Reproduce the listing below verbatim.

— start of EXTRACTED MATERIAL —

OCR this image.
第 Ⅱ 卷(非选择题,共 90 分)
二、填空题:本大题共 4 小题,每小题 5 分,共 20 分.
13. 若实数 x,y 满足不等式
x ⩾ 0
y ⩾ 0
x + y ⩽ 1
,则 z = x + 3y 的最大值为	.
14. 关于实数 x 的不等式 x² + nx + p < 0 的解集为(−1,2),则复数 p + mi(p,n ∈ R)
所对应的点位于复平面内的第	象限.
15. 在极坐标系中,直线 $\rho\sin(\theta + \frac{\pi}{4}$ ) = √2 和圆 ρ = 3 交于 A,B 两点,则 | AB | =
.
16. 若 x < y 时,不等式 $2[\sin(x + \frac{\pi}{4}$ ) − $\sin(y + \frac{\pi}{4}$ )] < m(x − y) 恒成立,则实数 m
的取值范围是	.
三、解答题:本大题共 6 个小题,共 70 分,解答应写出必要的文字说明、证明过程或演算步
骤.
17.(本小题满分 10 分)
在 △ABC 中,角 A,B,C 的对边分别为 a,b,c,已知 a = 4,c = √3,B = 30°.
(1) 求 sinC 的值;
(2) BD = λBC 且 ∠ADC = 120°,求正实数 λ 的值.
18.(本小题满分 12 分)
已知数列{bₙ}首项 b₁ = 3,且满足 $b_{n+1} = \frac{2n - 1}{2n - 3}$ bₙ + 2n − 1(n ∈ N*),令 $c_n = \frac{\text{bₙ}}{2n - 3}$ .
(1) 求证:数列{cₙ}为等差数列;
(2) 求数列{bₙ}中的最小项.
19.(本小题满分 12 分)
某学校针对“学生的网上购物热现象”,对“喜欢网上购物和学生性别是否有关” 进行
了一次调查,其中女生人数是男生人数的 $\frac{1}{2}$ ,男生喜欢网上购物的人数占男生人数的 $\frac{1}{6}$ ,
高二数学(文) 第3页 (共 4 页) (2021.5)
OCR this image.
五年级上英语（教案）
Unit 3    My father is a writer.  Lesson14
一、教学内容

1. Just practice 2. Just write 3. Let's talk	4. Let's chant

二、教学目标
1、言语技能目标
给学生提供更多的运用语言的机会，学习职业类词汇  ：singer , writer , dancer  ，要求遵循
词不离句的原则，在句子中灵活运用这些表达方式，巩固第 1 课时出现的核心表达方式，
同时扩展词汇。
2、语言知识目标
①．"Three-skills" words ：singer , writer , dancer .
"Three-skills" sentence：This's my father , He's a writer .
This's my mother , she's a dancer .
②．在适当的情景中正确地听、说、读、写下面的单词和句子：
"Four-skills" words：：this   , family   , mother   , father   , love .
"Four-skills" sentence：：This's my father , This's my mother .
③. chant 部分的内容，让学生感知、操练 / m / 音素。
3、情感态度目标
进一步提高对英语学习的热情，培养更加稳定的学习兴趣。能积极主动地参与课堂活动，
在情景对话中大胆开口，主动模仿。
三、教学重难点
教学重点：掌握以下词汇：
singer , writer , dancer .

— end of EXTRACTED MATERIAL —

• **CORRECT RESULT**
OCR this image.
第 Ⅱ 卷(非选择题,共 90 分)
二、填空题:本大题共 4 小题,每小题 5 分,共 20 分.
13. 若实数 x,y 满足不等式
x ⩾ 0
y ⩾ 0
x + y ⩽ 1
,则 z = x + 3y 的最大值为	.
14. 关于实数 x 的不等式 x² + nx + p < 0 的解集为(−1,2),则复数 p + mi(p,n ∈ R)
所对应的点位于复平面内的第	象限.
15. 在极坐标系中,直线 $\rho\sin(\theta + \frac{\pi}{4}$ ) = √2 和圆 ρ = 3 交于 A,B 两点,则 | AB | =
.
16. 若 x < y 时,不等式 $2[\sin(x + \frac{\pi}{4}$ ) − $\sin(y + \frac{\pi}{4}$ )] < m(x − y) 恒成立,则实数 m
的取值范围是	.
三、解答题:本大题共 6 个小题,共 70 分,解答应写出必要的文字说明、证明过程或演算步
骤.
17.(本小题满分 10 分)
在 △ABC 中,角 A,B,C 的对边分别为 a,b,c,已知 a = 4,c = √3,B = 30°.
(1) 求 sinC 的值;
(2) BD = λBC 且 ∠ADC = 120°,求正实数 λ 的值.
18.(本小题满分 12 分)
已知数列{bₙ}首项 b₁ = 3,且满足 $b_{n+1} = \frac{2n - 1}{2n - 3}$ bₙ + 2n − 1(n ∈ N*),令 $c_n = \frac{\text{bₙ}}{2n - 3}$ .
(1) 求证:数列{cₙ}为等差数列;
(2) 求数列{bₙ}中的最小项.
19.(本小题满分 12 分)
某学校针对“学生的网上购物热现象”,对“喜欢网上购物和学生性别是否有关” 进行
了一次调查,其中女生人数是男生人数的 $\frac{1}{2}$ ,男生喜欢网上购物的人数占男生人数的 $\frac{1}{6}$ ,
高二数学(文) 第3页 (共 4 页) (2021.5)
OCR this image.
五年级上英语（教案）
Unit 3    My father is a writer.  Lesson14
一、教学内容

1. Just practice 2. Just write 3. Let's talk	4. Let's chant

二、教学目标
1、言语技能目标
给学生提供更多的运用语言的机会，学习职业类词汇  ：singer , writer , dancer  ，要求遵循
词不离句的原则，在句子中灵活运用这些表达方式，巩固第 1 课时出现的核心表达方式，
同时扩展词汇。
2、语言知识目标
①．"Three-skills" words ：singer , writer , dancer .
"Three-skills" sentence：This's my father , He's a writer .
This's my mother , she's a dancer .
②．在适当的情景中正确地听、说、读、写下面的单词和句子：
"Four-skills" words：：this   , family   , mother   , father   , love .
"Four-skills" sentence：：This's my father , This's my mother .
③. chant 部分的内容，让学生感知、操练 / m / 音素。
3、情感态度目标
进一步提高对英语学习的热情，培养更加稳定的学习兴趣。能积极主动地参与课堂活动，
在情景对话中大胆开口，主动模仿。
三、教学重难点
教学重点：掌握以下词汇：
singer , writer , dancer .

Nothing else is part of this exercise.